Every line holding the string "contextLoads" should be gathered.

--- Start DATA ROWS ---

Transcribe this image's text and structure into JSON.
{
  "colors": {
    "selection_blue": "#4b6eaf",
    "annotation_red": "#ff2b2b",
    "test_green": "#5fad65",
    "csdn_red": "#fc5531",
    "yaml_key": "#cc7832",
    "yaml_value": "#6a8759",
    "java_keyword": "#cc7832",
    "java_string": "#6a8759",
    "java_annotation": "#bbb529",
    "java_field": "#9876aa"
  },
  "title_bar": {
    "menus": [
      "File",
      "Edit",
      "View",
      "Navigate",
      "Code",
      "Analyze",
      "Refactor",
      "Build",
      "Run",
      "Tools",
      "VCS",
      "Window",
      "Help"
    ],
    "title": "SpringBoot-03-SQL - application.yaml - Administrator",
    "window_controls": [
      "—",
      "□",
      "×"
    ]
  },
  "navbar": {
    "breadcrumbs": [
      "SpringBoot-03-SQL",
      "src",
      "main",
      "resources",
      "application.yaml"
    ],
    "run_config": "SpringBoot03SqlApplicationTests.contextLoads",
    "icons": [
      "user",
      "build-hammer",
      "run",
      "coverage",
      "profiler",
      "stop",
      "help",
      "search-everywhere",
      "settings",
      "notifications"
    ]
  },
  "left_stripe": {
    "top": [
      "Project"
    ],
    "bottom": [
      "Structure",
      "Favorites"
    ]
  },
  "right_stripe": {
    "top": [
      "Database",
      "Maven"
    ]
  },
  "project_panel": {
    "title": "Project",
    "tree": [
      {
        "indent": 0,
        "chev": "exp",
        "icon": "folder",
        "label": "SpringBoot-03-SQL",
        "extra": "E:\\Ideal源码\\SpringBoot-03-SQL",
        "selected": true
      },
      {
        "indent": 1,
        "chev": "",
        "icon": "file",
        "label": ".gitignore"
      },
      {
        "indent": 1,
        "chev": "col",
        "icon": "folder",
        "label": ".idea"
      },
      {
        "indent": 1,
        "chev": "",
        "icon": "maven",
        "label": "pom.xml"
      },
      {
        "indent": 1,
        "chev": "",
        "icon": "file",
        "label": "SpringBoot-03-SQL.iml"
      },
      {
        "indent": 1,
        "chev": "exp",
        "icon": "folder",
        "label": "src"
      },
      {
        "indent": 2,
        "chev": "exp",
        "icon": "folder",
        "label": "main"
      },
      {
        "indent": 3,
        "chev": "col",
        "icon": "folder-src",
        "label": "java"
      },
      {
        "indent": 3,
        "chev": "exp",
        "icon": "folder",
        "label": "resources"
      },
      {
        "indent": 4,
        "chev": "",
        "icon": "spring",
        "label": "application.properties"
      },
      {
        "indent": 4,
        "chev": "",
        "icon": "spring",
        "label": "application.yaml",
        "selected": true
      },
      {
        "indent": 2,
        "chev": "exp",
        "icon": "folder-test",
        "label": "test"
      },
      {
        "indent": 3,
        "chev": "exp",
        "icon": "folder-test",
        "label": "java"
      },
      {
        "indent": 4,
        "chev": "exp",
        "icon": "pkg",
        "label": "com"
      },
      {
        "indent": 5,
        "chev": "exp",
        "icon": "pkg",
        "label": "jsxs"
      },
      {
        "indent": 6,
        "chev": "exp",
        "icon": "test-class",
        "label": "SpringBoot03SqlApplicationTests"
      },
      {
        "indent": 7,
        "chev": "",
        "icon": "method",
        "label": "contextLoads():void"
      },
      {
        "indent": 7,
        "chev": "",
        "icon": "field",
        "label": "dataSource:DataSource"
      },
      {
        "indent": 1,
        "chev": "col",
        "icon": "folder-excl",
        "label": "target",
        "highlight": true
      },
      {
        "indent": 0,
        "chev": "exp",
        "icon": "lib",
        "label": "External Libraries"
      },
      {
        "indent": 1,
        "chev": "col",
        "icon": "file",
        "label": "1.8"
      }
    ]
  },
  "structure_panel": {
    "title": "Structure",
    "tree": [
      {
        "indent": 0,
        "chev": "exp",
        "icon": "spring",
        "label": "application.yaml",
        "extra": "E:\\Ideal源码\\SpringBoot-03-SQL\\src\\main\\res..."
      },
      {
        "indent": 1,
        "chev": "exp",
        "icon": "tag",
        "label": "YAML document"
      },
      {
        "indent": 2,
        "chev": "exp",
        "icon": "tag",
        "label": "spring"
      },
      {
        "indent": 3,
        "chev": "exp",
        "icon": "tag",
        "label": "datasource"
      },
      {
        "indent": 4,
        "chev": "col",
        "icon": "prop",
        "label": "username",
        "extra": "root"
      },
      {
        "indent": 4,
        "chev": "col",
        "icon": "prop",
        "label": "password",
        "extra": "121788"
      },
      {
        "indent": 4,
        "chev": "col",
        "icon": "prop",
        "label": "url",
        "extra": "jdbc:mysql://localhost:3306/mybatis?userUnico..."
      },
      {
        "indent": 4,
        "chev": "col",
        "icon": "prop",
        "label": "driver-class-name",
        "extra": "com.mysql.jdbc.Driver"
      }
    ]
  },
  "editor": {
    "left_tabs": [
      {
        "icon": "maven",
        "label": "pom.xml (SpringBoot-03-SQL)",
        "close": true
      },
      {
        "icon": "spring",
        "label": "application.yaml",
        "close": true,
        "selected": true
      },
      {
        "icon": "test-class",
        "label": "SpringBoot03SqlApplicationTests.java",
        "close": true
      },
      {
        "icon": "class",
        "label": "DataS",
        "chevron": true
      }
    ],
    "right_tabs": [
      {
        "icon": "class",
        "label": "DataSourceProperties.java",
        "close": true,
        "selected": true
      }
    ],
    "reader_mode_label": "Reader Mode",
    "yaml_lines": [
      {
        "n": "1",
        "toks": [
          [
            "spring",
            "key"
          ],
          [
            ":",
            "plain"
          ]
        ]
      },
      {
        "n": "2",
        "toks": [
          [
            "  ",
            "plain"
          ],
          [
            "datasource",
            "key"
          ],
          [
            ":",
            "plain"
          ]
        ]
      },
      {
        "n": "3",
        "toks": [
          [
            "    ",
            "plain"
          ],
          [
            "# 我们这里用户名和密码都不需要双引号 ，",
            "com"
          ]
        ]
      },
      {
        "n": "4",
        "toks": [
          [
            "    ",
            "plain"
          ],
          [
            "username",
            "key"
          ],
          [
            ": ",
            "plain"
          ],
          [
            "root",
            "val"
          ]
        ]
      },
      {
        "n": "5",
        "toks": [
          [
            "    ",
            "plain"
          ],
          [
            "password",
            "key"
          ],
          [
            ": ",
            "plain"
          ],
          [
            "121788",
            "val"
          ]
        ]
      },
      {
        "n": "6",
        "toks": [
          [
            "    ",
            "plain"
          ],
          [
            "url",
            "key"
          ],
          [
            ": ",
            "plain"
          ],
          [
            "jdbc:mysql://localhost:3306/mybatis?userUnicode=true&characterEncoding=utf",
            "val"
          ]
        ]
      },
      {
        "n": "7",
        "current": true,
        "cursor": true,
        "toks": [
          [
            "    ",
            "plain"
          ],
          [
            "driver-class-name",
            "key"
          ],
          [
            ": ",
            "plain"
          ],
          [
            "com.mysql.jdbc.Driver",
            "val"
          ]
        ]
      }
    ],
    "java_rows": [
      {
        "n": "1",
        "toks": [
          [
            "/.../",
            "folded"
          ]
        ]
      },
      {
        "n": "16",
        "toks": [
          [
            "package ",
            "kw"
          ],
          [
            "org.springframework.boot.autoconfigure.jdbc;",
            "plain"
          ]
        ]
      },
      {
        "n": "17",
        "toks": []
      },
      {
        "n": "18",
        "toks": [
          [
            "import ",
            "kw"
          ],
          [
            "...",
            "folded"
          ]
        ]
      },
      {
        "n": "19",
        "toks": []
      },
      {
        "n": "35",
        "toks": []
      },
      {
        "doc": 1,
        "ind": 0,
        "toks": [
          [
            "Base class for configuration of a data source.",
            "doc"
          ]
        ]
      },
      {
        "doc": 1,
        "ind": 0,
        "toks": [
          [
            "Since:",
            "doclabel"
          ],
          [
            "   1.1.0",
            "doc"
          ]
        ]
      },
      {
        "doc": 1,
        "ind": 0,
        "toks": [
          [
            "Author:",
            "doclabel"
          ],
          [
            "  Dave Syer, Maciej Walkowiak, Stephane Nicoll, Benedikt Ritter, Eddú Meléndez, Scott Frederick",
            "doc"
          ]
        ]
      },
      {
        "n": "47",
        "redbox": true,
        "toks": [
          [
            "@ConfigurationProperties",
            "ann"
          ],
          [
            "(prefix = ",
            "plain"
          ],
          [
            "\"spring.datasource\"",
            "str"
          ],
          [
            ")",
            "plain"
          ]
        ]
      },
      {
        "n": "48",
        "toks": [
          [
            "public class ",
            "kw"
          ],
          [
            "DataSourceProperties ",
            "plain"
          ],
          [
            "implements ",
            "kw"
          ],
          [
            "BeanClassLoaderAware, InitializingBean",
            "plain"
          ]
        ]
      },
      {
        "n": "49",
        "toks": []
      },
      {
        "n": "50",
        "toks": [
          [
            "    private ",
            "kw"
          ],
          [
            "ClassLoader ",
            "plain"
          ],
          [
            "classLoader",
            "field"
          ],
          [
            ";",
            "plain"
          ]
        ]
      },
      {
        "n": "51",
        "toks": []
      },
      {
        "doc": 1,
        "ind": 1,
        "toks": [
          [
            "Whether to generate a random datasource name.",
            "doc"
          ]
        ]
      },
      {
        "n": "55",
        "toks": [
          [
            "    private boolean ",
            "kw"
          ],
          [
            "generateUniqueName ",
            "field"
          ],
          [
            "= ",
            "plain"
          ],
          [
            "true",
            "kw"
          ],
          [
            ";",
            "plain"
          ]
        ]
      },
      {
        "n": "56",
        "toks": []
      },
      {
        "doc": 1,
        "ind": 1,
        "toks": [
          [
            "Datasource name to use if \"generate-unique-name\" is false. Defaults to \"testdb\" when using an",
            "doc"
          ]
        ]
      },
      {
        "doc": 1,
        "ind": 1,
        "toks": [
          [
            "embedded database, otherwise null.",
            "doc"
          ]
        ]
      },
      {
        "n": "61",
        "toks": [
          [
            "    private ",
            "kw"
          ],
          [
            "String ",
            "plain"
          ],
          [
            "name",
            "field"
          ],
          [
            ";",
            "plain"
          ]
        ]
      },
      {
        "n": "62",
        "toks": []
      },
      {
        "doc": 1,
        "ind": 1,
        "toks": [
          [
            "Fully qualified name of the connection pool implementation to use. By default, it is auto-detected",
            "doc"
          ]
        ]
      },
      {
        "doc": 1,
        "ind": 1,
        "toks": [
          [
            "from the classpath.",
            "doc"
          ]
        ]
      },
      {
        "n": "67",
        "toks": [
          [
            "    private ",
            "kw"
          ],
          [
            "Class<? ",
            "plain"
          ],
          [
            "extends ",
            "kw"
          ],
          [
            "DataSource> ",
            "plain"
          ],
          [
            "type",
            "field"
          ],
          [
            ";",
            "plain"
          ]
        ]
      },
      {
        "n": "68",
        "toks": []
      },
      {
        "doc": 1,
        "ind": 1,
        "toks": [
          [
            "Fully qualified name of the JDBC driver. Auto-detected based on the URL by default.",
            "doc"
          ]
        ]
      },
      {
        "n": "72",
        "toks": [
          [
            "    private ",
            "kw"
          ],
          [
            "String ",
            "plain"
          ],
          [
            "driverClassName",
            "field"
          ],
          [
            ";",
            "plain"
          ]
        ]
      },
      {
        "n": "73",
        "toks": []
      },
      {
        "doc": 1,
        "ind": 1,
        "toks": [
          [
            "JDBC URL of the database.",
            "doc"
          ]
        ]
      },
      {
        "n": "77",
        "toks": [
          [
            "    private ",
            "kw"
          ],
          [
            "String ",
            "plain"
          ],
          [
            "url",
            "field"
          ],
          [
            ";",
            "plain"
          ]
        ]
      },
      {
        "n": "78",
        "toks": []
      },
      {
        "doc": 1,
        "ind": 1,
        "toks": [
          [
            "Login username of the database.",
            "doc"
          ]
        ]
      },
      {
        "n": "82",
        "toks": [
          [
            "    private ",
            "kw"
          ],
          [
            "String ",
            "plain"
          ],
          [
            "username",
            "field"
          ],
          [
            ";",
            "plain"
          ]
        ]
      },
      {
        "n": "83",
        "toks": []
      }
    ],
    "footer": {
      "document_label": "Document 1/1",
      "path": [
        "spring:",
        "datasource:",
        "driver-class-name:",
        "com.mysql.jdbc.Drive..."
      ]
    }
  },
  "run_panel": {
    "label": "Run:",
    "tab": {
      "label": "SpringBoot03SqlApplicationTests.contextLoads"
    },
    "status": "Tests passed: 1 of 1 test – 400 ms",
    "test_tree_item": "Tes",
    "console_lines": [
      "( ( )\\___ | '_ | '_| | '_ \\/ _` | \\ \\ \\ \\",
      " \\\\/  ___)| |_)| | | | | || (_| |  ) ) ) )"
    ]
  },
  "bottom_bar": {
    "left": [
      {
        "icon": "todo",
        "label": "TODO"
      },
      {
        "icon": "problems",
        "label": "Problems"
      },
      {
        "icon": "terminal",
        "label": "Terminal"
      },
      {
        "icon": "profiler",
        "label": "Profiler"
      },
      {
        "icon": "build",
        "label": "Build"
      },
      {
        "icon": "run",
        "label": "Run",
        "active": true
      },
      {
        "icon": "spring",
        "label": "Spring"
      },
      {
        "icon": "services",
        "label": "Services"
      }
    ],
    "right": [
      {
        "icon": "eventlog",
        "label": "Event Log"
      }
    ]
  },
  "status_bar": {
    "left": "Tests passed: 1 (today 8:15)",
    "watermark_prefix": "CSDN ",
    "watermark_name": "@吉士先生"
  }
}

--- End DATA ROWS ---

SOLUTION TO THIS TASK »
    "run_config": "SpringBoot03SqlApplicationTests.contextLoads",
        "label": "contextLoads():void"
      "label": "SpringBoot03SqlApplicationTests.contextLoads"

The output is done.